▶ _Work instructions_: Filter this material down to the lines that hold "reshape", copying each one.

[Dataset records]
((

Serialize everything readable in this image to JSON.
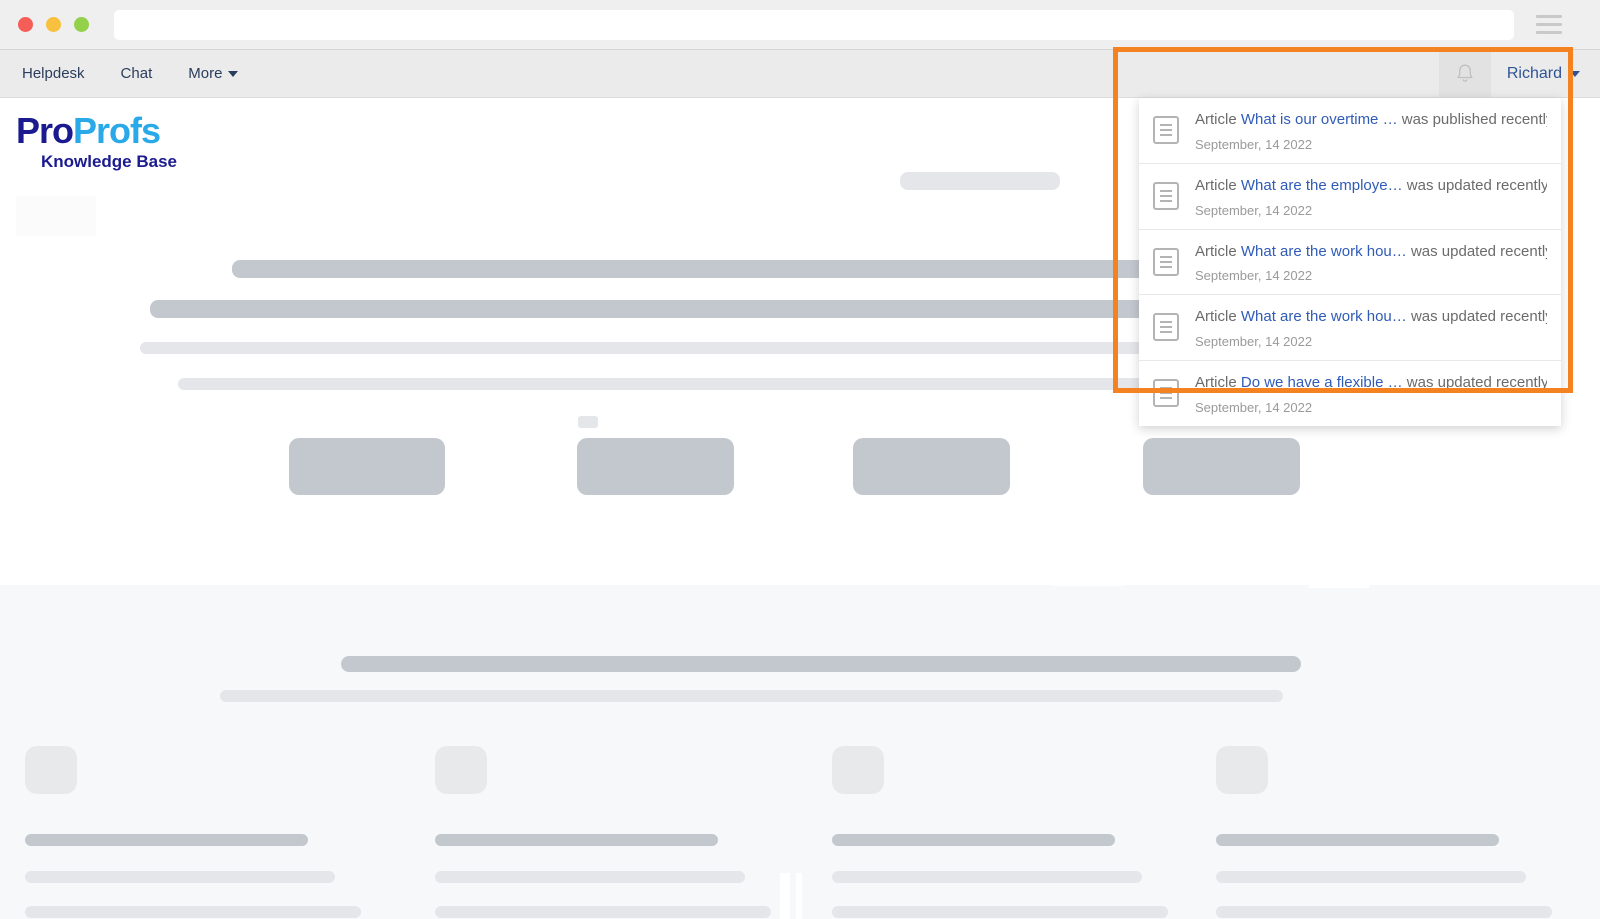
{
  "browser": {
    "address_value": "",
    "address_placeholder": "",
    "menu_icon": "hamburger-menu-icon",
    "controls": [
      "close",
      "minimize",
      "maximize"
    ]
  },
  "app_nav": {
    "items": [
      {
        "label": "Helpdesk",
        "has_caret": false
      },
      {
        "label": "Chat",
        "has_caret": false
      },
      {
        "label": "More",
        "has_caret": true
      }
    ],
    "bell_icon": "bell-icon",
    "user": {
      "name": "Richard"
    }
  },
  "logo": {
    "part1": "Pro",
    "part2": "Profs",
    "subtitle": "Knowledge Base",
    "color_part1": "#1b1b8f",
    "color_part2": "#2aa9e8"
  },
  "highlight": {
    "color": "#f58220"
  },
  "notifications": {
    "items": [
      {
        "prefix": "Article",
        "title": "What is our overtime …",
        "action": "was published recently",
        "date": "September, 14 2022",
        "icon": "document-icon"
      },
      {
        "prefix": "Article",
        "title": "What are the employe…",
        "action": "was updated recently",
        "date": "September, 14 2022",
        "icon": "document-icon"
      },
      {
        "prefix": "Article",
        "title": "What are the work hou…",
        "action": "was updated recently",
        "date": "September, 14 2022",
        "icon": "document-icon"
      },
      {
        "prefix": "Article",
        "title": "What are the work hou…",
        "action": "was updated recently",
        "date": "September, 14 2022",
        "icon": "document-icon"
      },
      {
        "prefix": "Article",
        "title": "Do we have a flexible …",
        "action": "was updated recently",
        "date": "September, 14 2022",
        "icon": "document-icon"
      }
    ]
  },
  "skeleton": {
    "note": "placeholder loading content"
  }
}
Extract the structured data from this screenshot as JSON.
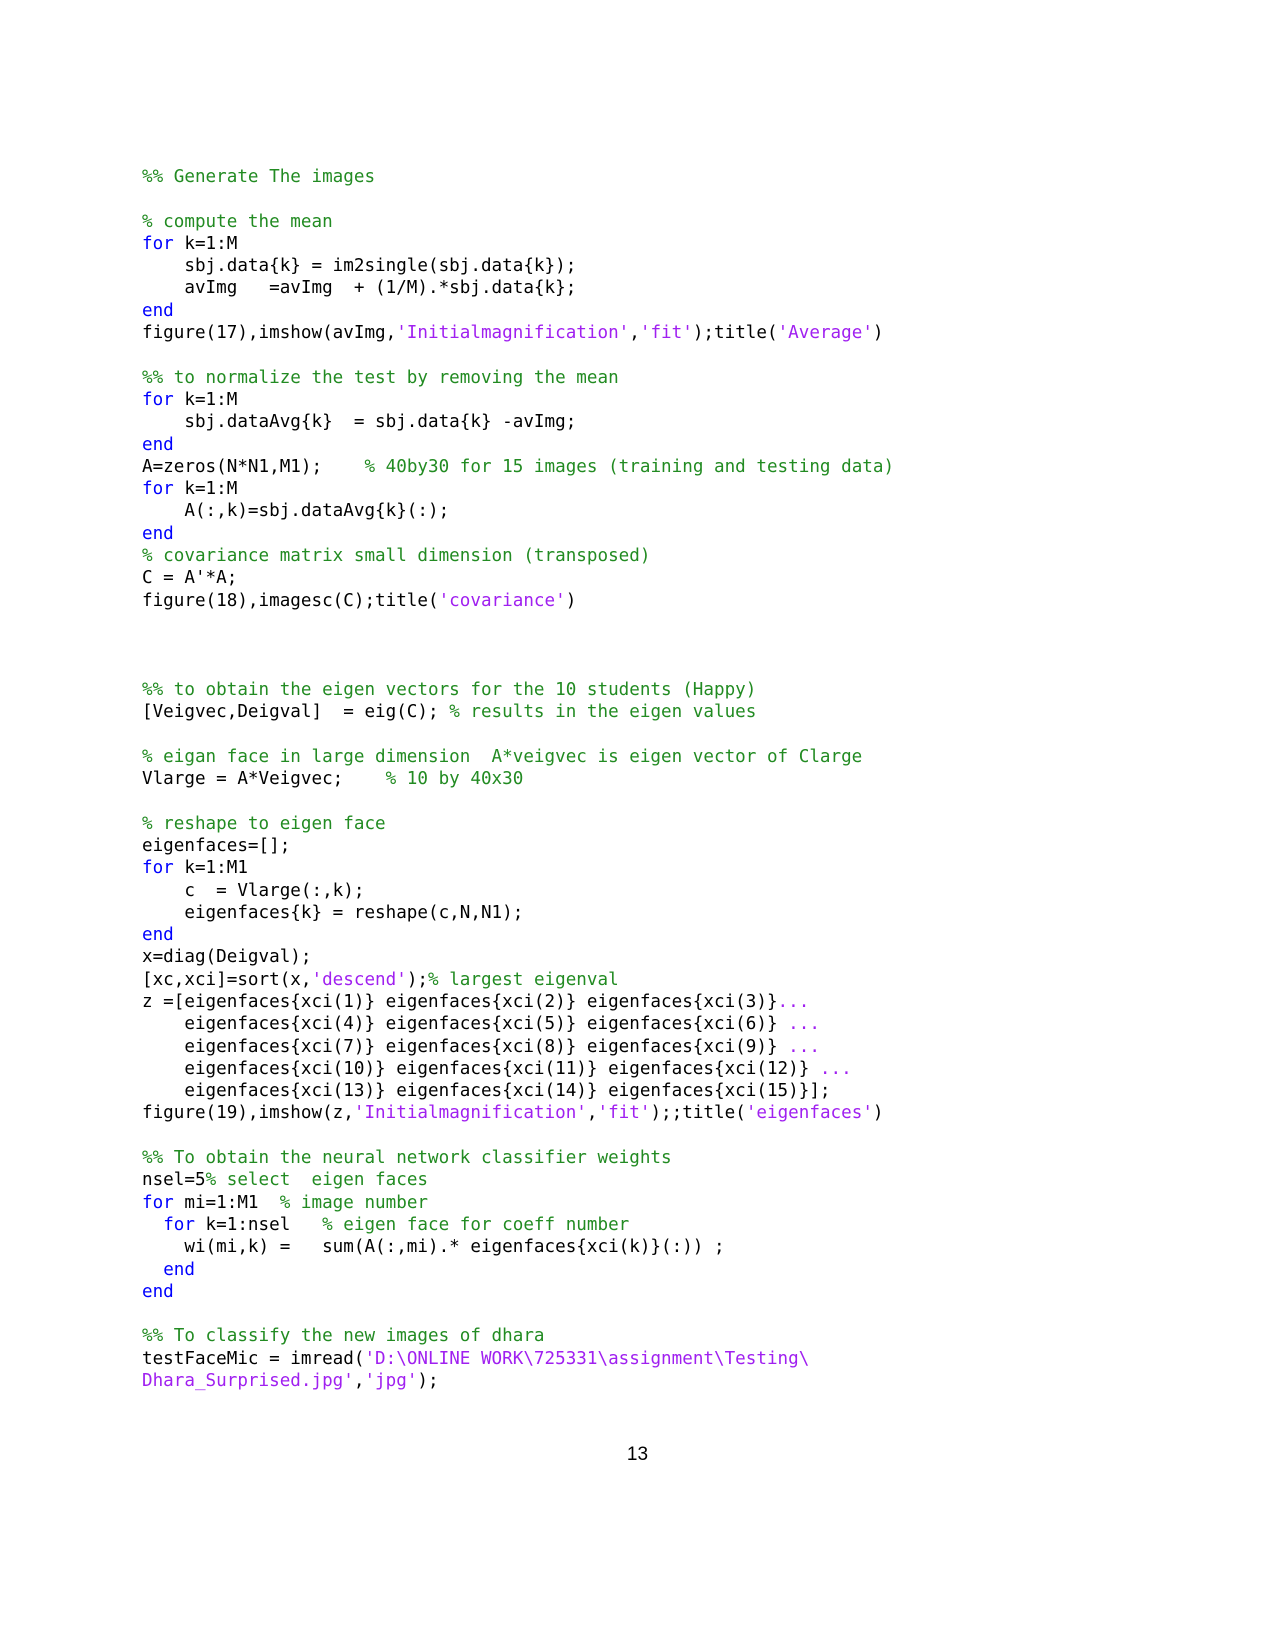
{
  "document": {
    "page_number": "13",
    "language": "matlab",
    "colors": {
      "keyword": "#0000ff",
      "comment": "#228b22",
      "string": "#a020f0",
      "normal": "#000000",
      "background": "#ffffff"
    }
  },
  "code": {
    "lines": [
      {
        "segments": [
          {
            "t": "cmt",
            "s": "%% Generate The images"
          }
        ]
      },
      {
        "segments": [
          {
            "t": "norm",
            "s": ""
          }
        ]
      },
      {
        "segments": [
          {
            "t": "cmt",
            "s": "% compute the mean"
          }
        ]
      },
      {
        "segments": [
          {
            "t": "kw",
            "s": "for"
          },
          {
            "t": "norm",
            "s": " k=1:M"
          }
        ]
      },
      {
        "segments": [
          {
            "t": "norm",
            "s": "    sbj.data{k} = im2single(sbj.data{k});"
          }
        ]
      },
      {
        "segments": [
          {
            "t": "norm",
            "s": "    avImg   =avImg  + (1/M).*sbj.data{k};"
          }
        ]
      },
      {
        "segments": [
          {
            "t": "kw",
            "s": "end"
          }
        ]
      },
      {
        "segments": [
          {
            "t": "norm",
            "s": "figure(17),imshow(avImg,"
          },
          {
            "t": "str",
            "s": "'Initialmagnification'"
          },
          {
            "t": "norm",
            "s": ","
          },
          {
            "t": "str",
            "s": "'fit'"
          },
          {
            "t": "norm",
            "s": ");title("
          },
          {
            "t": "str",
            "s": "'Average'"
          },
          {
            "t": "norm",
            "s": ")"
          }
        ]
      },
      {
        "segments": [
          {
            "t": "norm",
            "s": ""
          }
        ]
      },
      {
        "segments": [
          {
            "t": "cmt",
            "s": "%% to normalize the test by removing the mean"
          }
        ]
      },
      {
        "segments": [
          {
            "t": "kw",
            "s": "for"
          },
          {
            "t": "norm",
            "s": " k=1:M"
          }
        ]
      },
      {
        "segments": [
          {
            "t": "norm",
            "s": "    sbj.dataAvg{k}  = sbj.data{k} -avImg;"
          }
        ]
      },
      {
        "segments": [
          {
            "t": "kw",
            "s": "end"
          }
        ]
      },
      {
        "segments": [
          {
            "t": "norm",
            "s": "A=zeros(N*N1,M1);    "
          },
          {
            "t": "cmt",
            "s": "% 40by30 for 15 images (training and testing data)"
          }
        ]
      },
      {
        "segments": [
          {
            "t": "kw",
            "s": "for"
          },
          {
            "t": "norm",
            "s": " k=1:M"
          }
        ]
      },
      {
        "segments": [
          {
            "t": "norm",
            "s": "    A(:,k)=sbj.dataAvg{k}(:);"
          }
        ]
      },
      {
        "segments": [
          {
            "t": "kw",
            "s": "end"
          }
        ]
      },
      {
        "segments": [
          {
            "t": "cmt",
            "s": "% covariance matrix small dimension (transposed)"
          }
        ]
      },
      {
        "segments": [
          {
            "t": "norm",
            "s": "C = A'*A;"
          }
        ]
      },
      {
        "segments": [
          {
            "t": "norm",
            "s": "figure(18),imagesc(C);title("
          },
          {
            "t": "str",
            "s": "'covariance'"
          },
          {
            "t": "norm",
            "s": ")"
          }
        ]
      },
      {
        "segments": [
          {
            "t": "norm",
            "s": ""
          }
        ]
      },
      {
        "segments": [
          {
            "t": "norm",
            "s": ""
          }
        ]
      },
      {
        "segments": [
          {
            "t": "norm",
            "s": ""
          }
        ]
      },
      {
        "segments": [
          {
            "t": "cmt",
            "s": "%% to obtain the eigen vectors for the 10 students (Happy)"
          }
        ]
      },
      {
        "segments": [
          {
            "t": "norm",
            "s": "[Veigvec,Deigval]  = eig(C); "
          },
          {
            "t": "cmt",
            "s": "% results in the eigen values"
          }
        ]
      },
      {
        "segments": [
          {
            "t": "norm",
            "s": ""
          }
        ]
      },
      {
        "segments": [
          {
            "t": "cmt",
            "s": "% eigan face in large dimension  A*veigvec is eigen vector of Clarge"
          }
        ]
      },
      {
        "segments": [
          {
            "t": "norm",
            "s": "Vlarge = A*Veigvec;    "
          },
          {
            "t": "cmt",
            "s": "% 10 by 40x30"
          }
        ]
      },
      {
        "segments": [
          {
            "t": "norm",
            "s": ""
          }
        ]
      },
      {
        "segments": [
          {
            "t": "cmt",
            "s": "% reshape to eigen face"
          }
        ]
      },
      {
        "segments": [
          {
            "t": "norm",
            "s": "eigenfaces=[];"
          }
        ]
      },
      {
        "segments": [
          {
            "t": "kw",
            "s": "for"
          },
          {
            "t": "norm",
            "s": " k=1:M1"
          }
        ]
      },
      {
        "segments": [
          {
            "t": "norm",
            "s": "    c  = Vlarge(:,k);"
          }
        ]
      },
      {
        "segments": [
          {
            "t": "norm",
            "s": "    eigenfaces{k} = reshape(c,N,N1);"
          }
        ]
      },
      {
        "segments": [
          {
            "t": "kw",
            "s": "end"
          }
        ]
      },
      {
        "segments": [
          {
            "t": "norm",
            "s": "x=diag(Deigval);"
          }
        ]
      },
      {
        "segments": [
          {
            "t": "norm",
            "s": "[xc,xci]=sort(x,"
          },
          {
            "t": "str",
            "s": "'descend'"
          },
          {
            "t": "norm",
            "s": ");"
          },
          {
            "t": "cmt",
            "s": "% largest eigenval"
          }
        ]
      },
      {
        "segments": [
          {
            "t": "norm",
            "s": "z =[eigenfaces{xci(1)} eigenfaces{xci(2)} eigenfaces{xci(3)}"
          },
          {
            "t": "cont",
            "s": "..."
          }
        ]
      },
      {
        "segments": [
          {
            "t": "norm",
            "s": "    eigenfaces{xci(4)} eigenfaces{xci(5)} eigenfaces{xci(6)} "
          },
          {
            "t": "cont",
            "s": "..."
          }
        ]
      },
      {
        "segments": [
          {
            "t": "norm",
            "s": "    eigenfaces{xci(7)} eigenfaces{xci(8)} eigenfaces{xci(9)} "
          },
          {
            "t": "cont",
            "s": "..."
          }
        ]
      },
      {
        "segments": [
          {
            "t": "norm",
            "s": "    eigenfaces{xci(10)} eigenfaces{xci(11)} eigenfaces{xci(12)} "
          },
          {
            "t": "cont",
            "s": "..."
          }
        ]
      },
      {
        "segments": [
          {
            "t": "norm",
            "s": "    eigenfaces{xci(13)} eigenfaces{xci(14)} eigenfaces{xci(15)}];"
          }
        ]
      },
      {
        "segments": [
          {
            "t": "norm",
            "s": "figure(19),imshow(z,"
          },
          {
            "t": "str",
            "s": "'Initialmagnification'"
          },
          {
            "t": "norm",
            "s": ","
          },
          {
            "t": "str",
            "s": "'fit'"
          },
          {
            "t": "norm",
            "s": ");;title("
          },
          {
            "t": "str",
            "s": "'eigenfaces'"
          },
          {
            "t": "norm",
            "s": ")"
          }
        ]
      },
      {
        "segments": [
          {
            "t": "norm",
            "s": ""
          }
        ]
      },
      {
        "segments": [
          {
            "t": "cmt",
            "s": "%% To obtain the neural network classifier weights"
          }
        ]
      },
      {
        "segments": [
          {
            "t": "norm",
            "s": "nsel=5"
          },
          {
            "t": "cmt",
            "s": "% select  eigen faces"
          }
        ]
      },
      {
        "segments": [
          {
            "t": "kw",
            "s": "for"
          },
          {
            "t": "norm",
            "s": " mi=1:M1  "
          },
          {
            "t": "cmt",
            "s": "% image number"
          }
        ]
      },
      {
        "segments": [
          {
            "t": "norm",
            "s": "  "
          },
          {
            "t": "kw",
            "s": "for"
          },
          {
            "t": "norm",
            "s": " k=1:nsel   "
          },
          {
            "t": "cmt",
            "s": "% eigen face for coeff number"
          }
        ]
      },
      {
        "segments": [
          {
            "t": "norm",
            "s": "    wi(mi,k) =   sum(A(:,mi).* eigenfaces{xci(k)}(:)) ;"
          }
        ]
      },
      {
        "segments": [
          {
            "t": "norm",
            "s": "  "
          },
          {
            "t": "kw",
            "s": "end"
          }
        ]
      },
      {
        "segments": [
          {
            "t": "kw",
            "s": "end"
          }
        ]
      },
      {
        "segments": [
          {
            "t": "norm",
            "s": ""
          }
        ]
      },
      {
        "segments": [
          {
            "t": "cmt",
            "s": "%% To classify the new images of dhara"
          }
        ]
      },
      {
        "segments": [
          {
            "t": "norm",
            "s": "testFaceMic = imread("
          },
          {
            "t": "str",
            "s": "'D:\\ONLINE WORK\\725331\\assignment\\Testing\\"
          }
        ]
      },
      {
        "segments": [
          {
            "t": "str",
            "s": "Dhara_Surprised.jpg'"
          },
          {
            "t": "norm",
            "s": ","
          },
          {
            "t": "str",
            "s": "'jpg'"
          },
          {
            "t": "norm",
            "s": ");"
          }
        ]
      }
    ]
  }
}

))

▶ _Answer to the task_:
            "s": "% reshape to eigen face"
            "s": "    eigenfaces{k} = reshape(c,N,N1);"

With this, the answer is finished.